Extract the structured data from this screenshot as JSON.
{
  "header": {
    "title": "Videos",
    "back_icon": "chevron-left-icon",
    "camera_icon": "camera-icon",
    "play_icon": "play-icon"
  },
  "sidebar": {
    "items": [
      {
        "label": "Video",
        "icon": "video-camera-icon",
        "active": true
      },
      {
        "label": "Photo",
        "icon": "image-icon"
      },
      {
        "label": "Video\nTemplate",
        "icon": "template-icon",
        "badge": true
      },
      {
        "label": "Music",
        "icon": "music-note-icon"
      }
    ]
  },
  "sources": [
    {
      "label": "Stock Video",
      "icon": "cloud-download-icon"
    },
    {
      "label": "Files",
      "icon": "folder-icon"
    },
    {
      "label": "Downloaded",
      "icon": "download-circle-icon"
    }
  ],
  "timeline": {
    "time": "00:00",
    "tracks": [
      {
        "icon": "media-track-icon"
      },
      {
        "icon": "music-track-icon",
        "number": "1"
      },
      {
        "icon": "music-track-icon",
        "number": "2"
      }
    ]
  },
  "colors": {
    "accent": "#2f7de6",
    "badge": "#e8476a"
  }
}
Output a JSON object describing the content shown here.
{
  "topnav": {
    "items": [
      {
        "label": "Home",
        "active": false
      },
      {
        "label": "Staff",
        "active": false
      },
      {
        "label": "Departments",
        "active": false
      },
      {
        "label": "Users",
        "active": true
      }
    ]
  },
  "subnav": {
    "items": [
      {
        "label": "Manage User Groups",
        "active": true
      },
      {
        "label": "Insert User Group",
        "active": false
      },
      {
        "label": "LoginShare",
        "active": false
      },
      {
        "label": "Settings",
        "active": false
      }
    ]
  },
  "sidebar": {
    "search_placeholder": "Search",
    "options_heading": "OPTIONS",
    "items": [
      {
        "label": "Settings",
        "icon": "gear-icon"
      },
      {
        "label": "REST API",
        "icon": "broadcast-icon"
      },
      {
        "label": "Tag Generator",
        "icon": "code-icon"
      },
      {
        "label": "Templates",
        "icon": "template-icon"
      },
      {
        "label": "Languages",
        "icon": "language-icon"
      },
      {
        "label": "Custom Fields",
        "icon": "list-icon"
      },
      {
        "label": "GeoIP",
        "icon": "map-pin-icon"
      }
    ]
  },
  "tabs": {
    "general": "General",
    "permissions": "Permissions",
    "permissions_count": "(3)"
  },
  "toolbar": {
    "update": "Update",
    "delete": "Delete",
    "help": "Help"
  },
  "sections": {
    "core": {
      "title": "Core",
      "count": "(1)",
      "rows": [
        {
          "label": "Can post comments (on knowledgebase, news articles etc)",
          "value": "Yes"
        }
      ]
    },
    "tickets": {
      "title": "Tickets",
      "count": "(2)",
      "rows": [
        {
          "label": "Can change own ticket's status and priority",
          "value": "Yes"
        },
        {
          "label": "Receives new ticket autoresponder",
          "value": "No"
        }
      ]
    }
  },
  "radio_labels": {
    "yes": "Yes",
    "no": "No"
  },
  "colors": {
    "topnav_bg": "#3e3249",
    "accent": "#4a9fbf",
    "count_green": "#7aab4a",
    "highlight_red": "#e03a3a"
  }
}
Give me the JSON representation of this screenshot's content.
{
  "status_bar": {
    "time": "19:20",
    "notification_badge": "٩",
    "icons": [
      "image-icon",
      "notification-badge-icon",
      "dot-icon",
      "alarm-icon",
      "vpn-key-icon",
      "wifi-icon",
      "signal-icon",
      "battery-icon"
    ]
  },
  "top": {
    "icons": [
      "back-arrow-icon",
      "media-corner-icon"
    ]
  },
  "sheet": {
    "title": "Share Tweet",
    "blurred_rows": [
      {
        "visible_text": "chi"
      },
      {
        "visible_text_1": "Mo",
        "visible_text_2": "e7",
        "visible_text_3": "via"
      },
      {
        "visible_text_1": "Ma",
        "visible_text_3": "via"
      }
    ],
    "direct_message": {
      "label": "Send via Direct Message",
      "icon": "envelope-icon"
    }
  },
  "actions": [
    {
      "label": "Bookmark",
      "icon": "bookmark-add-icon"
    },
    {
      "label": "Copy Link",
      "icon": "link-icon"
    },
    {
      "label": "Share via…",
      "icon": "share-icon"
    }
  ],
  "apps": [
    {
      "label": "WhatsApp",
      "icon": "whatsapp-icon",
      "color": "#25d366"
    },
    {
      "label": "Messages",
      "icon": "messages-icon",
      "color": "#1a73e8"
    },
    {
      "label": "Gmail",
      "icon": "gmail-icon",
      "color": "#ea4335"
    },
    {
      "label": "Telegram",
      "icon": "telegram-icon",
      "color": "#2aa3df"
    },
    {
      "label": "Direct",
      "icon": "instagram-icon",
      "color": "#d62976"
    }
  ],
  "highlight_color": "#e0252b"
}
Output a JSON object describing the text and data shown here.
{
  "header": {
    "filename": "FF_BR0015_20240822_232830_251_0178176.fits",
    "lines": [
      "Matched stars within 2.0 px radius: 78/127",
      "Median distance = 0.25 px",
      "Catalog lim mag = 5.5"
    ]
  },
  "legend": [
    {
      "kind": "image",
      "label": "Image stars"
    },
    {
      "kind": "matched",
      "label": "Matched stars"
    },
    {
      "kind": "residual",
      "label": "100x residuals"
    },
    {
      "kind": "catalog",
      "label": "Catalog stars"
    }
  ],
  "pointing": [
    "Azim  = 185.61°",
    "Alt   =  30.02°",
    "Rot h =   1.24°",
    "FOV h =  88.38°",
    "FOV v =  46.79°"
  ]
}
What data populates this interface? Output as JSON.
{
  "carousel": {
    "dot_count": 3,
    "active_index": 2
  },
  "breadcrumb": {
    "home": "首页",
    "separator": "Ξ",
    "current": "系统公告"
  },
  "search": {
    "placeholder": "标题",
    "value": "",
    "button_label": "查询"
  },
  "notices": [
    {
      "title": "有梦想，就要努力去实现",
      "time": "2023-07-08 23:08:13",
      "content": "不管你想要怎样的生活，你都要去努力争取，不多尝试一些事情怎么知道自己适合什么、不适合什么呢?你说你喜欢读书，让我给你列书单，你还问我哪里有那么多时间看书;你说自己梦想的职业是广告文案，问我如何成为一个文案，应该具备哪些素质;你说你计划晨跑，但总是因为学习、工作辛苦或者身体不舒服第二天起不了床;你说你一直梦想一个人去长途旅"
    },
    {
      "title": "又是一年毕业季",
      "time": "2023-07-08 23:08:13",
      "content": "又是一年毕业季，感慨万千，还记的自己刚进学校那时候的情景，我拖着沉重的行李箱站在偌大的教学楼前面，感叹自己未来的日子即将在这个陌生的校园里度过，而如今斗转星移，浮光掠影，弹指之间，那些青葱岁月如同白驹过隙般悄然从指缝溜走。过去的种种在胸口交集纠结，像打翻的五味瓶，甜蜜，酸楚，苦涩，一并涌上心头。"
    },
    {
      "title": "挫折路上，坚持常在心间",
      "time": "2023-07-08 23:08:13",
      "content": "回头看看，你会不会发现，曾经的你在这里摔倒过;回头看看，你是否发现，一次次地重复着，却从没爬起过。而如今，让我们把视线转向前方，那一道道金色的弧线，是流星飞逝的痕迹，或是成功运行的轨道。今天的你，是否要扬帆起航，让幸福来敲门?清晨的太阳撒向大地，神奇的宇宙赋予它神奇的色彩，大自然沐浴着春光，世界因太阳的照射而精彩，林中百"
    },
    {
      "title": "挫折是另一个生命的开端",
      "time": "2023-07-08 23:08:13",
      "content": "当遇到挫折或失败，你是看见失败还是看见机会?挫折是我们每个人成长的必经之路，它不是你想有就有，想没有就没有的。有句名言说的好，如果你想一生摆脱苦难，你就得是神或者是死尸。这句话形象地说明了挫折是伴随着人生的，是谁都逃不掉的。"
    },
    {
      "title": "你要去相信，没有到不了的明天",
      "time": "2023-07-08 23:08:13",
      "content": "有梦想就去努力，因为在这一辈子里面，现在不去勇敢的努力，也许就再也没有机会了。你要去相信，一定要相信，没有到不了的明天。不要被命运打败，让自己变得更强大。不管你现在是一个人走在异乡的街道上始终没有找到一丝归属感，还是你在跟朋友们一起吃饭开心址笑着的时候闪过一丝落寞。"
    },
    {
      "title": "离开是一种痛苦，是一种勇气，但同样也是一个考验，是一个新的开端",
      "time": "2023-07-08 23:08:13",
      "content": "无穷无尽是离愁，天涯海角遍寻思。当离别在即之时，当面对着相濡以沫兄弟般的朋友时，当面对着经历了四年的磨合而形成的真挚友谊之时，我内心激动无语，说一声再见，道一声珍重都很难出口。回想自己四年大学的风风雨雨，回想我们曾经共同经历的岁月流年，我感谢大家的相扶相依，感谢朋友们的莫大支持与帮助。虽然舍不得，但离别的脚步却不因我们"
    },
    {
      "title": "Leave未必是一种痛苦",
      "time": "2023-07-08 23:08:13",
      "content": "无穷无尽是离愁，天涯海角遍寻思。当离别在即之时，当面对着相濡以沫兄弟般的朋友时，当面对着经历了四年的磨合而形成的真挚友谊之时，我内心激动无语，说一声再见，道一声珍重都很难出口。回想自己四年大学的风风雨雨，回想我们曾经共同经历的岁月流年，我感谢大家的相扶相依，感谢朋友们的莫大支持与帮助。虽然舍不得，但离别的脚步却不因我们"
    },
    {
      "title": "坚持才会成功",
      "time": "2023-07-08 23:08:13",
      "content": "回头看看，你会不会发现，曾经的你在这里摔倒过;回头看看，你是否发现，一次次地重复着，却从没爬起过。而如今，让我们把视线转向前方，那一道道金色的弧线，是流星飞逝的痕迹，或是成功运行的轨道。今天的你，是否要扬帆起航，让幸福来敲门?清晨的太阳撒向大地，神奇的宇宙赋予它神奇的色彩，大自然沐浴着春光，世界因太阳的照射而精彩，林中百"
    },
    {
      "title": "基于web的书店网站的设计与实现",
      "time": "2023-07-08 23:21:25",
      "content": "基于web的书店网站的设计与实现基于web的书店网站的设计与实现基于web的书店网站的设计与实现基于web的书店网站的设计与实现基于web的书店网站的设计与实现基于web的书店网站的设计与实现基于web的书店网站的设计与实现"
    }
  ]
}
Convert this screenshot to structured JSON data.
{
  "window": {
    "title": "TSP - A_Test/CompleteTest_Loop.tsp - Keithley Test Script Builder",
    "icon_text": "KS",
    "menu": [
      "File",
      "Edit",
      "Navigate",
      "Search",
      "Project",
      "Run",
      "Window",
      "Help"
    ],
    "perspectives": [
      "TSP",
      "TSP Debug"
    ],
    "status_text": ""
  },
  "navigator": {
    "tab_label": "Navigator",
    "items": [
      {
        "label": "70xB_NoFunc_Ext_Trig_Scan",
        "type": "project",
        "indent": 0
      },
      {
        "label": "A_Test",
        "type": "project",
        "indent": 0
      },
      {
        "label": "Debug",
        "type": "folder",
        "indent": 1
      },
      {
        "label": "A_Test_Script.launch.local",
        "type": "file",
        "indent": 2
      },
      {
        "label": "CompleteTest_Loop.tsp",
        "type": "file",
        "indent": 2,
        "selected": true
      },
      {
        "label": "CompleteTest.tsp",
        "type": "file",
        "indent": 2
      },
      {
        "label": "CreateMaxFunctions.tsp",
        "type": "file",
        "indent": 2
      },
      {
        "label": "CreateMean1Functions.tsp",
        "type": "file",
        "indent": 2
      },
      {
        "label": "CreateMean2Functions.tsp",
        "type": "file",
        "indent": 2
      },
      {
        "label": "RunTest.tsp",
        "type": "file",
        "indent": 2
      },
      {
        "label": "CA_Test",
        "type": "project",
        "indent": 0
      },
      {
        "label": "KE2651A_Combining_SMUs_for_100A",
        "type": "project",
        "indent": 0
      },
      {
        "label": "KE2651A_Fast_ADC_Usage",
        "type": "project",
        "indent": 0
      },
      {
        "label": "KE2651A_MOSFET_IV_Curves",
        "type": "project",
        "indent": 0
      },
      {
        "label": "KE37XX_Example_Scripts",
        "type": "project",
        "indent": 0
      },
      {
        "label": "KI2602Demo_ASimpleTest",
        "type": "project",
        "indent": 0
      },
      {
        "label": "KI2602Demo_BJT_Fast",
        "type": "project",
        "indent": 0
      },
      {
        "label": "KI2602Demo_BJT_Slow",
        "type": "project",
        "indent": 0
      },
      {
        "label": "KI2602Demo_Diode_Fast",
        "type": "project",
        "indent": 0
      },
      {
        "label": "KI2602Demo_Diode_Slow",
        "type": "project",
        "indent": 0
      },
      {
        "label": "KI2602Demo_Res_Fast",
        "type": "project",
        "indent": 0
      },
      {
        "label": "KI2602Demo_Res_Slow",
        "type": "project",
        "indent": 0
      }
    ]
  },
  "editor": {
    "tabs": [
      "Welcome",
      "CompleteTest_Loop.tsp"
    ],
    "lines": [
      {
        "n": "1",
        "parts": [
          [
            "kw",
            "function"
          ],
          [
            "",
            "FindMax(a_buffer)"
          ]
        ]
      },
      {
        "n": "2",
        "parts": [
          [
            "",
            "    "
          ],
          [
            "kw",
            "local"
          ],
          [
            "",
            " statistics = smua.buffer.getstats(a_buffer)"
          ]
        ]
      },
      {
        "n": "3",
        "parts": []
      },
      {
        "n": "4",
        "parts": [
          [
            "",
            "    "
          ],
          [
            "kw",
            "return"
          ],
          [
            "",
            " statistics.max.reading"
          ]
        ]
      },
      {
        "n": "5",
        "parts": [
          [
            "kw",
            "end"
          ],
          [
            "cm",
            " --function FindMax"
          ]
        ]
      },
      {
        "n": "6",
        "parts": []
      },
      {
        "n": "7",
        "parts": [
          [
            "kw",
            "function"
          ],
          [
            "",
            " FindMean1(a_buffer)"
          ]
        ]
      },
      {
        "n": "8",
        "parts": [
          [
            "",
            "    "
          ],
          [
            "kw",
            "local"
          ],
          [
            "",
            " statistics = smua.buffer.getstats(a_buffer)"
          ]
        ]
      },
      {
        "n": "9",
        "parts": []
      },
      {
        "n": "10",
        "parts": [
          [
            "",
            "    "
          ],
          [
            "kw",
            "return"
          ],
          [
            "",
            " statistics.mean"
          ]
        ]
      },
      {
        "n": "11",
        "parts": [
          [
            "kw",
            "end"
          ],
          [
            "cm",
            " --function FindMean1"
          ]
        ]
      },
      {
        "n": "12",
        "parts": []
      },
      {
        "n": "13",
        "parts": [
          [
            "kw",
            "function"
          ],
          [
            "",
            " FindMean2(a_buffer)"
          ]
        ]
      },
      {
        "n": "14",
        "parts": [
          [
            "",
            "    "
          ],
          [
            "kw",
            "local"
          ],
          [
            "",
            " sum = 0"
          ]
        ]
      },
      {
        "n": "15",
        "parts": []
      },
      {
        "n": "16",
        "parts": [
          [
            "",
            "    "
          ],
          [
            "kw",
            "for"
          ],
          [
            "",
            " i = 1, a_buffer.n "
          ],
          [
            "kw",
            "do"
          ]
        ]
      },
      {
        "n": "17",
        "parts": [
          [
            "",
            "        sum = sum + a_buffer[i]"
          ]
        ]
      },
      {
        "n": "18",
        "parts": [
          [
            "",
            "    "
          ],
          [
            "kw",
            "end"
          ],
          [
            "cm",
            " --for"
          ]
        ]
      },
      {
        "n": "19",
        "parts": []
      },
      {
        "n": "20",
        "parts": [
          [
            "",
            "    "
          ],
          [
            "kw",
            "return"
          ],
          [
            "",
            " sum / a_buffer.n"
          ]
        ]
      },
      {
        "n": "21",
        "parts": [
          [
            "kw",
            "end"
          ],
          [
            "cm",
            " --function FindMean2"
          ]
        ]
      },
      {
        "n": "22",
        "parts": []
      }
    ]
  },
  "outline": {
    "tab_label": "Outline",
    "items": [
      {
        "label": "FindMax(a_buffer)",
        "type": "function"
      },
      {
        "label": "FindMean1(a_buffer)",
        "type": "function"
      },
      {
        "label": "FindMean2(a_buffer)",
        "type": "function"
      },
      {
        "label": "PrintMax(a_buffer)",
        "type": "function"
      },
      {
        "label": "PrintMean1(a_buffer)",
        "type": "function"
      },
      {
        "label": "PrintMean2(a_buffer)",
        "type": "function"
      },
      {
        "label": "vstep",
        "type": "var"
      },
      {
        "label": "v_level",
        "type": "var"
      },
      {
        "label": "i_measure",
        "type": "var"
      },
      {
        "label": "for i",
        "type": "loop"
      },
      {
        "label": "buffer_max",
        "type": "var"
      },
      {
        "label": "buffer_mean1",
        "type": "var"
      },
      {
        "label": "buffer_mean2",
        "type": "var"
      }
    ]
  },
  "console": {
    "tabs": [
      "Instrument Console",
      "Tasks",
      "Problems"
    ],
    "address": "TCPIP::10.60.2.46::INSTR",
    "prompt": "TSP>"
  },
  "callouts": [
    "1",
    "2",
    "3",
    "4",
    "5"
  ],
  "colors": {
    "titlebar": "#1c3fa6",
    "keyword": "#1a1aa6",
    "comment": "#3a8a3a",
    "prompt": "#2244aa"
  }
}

════════════════════

Copy each line of the records containing the string "statistics".

            " statistics = smua.buffer.getstats(a_buffer)"
            " statistics.max.reading"
            " statistics = smua.buffer.getstats(a_buffer)"
            " statistics.mean"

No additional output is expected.